[TASK GOAL] Restate all of the data exactly.

[PROVIDED RECORDS]
+++

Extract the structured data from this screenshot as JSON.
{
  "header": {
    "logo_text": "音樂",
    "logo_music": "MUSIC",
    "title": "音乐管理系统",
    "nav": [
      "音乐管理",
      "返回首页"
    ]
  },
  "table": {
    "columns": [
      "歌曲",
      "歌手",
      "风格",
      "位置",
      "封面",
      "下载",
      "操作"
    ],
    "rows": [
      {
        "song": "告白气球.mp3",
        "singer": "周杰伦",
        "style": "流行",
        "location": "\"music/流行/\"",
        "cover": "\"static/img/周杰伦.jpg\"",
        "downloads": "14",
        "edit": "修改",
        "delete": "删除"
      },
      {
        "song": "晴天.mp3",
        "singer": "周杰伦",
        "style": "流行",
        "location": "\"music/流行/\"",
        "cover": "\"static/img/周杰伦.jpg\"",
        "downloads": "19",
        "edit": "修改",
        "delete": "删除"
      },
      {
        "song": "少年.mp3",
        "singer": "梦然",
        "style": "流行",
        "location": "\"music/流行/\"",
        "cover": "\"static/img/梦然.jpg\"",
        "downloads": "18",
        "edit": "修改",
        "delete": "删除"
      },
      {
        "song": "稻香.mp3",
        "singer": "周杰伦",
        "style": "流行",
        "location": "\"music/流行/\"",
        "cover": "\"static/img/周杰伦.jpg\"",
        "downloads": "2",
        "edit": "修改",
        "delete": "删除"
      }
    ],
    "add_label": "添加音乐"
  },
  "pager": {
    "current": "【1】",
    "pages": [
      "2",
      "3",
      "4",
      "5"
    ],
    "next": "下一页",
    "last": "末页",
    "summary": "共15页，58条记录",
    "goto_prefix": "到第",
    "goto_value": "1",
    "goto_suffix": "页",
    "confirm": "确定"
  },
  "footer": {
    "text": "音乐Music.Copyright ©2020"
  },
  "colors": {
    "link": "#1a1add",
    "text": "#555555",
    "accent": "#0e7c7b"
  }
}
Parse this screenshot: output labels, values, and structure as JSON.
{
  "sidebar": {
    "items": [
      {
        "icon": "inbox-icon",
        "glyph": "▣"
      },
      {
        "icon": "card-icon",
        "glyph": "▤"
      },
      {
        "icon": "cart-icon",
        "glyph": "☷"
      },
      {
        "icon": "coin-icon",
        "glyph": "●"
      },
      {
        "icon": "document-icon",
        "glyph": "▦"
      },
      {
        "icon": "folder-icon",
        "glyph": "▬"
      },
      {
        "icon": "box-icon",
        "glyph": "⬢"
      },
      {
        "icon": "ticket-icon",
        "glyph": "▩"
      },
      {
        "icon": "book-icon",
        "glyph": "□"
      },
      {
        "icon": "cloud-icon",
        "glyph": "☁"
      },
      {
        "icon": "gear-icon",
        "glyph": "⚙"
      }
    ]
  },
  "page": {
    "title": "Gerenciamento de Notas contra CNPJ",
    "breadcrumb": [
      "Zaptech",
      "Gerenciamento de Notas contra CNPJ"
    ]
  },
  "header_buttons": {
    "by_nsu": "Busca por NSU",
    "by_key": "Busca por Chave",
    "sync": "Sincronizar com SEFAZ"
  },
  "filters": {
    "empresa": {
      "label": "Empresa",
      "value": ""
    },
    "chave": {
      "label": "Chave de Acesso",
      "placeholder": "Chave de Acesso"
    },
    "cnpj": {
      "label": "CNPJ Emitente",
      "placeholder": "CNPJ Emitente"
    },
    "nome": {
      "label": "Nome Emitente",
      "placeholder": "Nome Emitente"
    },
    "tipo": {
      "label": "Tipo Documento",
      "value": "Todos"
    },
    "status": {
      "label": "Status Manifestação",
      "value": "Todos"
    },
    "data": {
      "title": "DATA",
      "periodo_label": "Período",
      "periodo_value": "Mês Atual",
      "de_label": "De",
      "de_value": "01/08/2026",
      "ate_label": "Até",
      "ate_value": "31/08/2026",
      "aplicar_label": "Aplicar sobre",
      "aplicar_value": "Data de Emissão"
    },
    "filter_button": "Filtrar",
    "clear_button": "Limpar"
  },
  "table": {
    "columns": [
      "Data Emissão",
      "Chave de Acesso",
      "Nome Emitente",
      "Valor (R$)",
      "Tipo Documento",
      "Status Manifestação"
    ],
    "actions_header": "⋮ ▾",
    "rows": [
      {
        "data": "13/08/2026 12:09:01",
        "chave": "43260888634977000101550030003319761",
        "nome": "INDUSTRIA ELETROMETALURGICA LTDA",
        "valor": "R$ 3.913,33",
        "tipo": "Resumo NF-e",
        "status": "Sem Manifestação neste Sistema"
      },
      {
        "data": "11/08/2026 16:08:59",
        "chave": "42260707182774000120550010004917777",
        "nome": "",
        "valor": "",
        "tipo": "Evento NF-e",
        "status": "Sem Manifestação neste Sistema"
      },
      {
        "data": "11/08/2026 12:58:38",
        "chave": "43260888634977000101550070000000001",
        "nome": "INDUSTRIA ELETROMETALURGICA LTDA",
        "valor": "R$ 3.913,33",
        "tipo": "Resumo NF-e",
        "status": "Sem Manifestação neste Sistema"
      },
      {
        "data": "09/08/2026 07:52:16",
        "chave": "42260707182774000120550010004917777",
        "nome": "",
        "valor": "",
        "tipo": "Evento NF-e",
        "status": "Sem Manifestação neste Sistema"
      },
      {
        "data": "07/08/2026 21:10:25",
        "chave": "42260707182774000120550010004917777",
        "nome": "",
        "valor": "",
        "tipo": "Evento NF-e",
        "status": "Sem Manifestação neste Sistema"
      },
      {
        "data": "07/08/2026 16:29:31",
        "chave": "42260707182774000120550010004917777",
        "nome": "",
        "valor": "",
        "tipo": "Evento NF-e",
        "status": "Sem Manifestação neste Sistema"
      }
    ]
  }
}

+++

[COMPLETE RESPONSE]
Extract the structured data from this screenshot as JSON.
{
  "header": {
    "logo_text": "音樂",
    "logo_music": "MUSIC",
    "title": "音乐管理系统",
    "nav": [
      "音乐管理",
      "返回首页"
    ]
  },
  "table": {
    "columns": [
      "歌曲",
      "歌手",
      "风格",
      "位置",
      "封面",
      "下载",
      "操作"
    ],
    "rows": [
      {
        "song": "告白气球.mp3",
        "singer": "周杰伦",
        "style": "流行",
        "location": "\"music/流行/\"",
        "cover": "\"static/img/周杰伦.jpg\"",
        "downloads": "14",
        "edit": "修改",
        "delete": "删除"
      },
      {
        "song": "晴天.mp3",
        "singer": "周杰伦",
        "style": "流行",
        "location": "\"music/流行/\"",
        "cover": "\"static/img/周杰伦.jpg\"",
        "downloads": "19",
        "edit": "修改",
        "delete": "删除"
      },
      {
        "song": "少年.mp3",
        "singer": "梦然",
        "style": "流行",
        "location": "\"music/流行/\"",
        "cover": "\"static/img/梦然.jpg\"",
        "downloads": "18",
        "edit": "修改",
        "delete": "删除"
      },
      {
        "song": "稻香.mp3",
        "singer": "周杰伦",
        "style": "流行",
        "location": "\"music/流行/\"",
        "cover": "\"static/img/周杰伦.jpg\"",
        "downloads": "2",
        "edit": "修改",
        "delete": "删除"
      }
    ],
    "add_label": "添加音乐"
  },
  "pager": {
    "current": "【1】",
    "pages": [
      "2",
      "3",
      "4",
      "5"
    ],
    "next": "下一页",
    "last": "末页",
    "summary": "共15页，58条记录",
    "goto_prefix": "到第",
    "goto_value": "1",
    "goto_suffix": "页",
    "confirm": "确定"
  },
  "footer": {
    "text": "音乐Music.Copyright ©2020"
  },
  "colors": {
    "link": "#1a1add",
    "text": "#555555",
    "accent": "#0e7c7b"
  }
}
Parse this screenshot: output labels, values, and structure as JSON.
{
  "sidebar": {
    "items": [
      {
        "icon": "inbox-icon",
        "glyph": "▣"
      },
      {
        "icon": "card-icon",
        "glyph": "▤"
      },
      {
        "icon": "cart-icon",
        "glyph": "☷"
      },
      {
        "icon": "coin-icon",
        "glyph": "●"
      },
      {
        "icon": "document-icon",
        "glyph": "▦"
      },
      {
        "icon": "folder-icon",
        "glyph": "▬"
      },
      {
        "icon": "box-icon",
        "glyph": "⬢"
      },
      {
        "icon": "ticket-icon",
        "glyph": "▩"
      },
      {
        "icon": "book-icon",
        "glyph": "□"
      },
      {
        "icon": "cloud-icon",
        "glyph": "☁"
      },
      {
        "icon": "gear-icon",
        "glyph": "⚙"
      }
    ]
  },
  "page": {
    "title": "Gerenciamento de Notas contra CNPJ",
    "breadcrumb": [
      "Zaptech",
      "Gerenciamento de Notas contra CNPJ"
    ]
  },
  "header_buttons": {
    "by_nsu": "Busca por NSU",
    "by_key": "Busca por Chave",
    "sync": "Sincronizar com SEFAZ"
  },
  "filters": {
    "empresa": {
      "label": "Empresa",
      "value": ""
    },
    "chave": {
      "label": "Chave de Acesso",
      "placeholder": "Chave de Acesso"
    },
    "cnpj": {
      "label": "CNPJ Emitente",
      "placeholder": "CNPJ Emitente"
    },
    "nome": {
      "label": "Nome Emitente",
      "placeholder": "Nome Emitente"
    },
    "tipo": {
      "label": "Tipo Documento",
      "value": "Todos"
    },
    "status": {
      "label": "Status Manifestação",
      "value": "Todos"
    },
    "data": {
      "title": "DATA",
      "periodo_label": "Período",
      "periodo_value": "Mês Atual",
      "de_label": "De",
      "de_value": "01/08/2026",
      "ate_label": "Até",
      "ate_value": "31/08/2026",
      "aplicar_label": "Aplicar sobre",
      "aplicar_value": "Data de Emissão"
    },
    "filter_button": "Filtrar",
    "clear_button": "Limpar"
  },
  "table": {
    "columns": [
      "Data Emissão",
      "Chave de Acesso",
      "Nome Emitente",
      "Valor (R$)",
      "Tipo Documento",
      "Status Manifestação"
    ],
    "actions_header": "⋮ ▾",
    "rows": [
      {
        "data": "13/08/2026 12:09:01",
        "chave": "43260888634977000101550030003319761",
        "nome": "INDUSTRIA ELETROMETALURGICA LTDA",
        "valor": "R$ 3.913,33",
        "tipo": "Resumo NF-e",
        "status": "Sem Manifestação neste Sistema"
      },
      {
        "data": "11/08/2026 16:08:59",
        "chave": "42260707182774000120550010004917777",
        "nome": "",
        "valor": "",
        "tipo": "Evento NF-e",
        "status": "Sem Manifestação neste Sistema"
      },
      {
        "data": "11/08/2026 12:58:38",
        "chave": "43260888634977000101550070000000001",
        "nome": "INDUSTRIA ELETROMETALURGICA LTDA",
        "valor": "R$ 3.913,33",
        "tipo": "Resumo NF-e",
        "status": "Sem Manifestação neste Sistema"
      },
      {
        "data": "09/08/2026 07:52:16",
        "chave": "42260707182774000120550010004917777",
        "nome": "",
        "valor": "",
        "tipo": "Evento NF-e",
        "status": "Sem Manifestação neste Sistema"
      },
      {
        "data": "07/08/2026 21:10:25",
        "chave": "42260707182774000120550010004917777",
        "nome": "",
        "valor": "",
        "tipo": "Evento NF-e",
        "status": "Sem Manifestação neste Sistema"
      },
      {
        "data": "07/08/2026 16:29:31",
        "chave": "42260707182774000120550010004917777",
        "nome": "",
        "valor": "",
        "tipo": "Evento NF-e",
        "status": "Sem Manifestação neste Sistema"
      }
    ]
  }
}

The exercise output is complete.